• **WHAT IS EXPECTED**
Write out the listing exactly as it is given.

• **ENTRIES**
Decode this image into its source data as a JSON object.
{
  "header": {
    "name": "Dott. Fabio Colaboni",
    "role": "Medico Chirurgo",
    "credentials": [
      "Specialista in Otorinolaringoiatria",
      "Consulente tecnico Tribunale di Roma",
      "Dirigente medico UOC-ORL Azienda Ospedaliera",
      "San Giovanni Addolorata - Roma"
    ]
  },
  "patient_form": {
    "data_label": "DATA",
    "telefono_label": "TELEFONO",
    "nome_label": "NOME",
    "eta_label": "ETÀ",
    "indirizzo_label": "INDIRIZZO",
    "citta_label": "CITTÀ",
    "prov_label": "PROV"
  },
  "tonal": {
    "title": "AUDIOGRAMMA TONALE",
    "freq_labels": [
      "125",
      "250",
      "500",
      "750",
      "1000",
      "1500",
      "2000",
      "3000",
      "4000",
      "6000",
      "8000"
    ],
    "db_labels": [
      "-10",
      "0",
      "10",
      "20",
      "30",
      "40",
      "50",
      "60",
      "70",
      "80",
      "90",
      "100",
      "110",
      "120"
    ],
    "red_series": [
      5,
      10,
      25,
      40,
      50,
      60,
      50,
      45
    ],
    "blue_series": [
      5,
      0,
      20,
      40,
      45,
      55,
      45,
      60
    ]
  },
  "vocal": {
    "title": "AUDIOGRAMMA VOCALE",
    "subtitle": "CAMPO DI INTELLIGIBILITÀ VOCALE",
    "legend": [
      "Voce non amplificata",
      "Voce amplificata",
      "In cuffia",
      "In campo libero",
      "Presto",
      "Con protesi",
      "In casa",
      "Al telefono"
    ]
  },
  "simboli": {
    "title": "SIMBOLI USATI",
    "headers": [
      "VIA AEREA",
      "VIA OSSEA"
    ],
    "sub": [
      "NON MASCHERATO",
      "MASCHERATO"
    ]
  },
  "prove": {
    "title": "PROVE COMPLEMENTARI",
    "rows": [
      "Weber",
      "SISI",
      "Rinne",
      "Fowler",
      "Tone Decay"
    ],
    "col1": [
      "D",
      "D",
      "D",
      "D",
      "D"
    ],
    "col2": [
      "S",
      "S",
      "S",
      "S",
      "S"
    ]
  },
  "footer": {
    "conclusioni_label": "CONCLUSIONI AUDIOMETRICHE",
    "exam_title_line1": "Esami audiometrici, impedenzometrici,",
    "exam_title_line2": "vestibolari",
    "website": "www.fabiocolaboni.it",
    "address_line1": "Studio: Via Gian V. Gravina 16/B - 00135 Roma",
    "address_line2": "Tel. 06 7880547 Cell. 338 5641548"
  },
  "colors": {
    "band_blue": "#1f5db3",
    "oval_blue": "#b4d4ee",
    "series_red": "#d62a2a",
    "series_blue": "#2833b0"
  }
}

• **WRITTEN ANSWER**
Decode this image into its source data as a JSON object.
{
  "header": {
    "name": "Dott. Fabio Colaboni",
    "role": "Medico Chirurgo",
    "credentials": [
      "Specialista in Otorinolaringoiatria",
      "Consulente tecnico Tribunale di Roma",
      "Dirigente medico UOC-ORL Azienda Ospedaliera",
      "San Giovanni Addolorata - Roma"
    ]
  },
  "patient_form": {
    "data_label": "DATA",
    "telefono_label": "TELEFONO",
    "nome_label": "NOME",
    "eta_label": "ETÀ",
    "indirizzo_label": "INDIRIZZO",
    "citta_label": "CITTÀ",
    "prov_label": "PROV"
  },
  "tonal": {
    "title": "AUDIOGRAMMA TONALE",
    "freq_labels": [
      "125",
      "250",
      "500",
      "750",
      "1000",
      "1500",
      "2000",
      "3000",
      "4000",
      "6000",
      "8000"
    ],
    "db_labels": [
      "-10",
      "0",
      "10",
      "20",
      "30",
      "40",
      "50",
      "60",
      "70",
      "80",
      "90",
      "100",
      "110",
      "120"
    ],
    "red_series": [
      5,
      10,
      25,
      40,
      50,
      60,
      50,
      45
    ],
    "blue_series": [
      5,
      0,
      20,
      40,
      45,
      55,
      45,
      60
    ]
  },
  "vocal": {
    "title": "AUDIOGRAMMA VOCALE",
    "subtitle": "CAMPO DI INTELLIGIBILITÀ VOCALE",
    "legend": [
      "Voce non amplificata",
      "Voce amplificata",
      "In cuffia",
      "In campo libero",
      "Presto",
      "Con protesi",
      "In casa",
      "Al telefono"
    ]
  },
  "simboli": {
    "title": "SIMBOLI USATI",
    "headers": [
      "VIA AEREA",
      "VIA OSSEA"
    ],
    "sub": [
      "NON MASCHERATO",
      "MASCHERATO"
    ]
  },
  "prove": {
    "title": "PROVE COMPLEMENTARI",
    "rows": [
      "Weber",
      "SISI",
      "Rinne",
      "Fowler",
      "Tone Decay"
    ],
    "col1": [
      "D",
      "D",
      "D",
      "D",
      "D"
    ],
    "col2": [
      "S",
      "S",
      "S",
      "S",
      "S"
    ]
  },
  "footer": {
    "conclusioni_label": "CONCLUSIONI AUDIOMETRICHE",
    "exam_title_line1": "Esami audiometrici, impedenzometrici,",
    "exam_title_line2": "vestibolari",
    "website": "www.fabiocolaboni.it",
    "address_line1": "Studio: Via Gian V. Gravina 16/B - 00135 Roma",
    "address_line2": "Tel. 06 7880547 Cell. 338 5641548"
  },
  "colors": {
    "band_blue": "#1f5db3",
    "oval_blue": "#b4d4ee",
    "series_red": "#d62a2a",
    "series_blue": "#2833b0"
  }
}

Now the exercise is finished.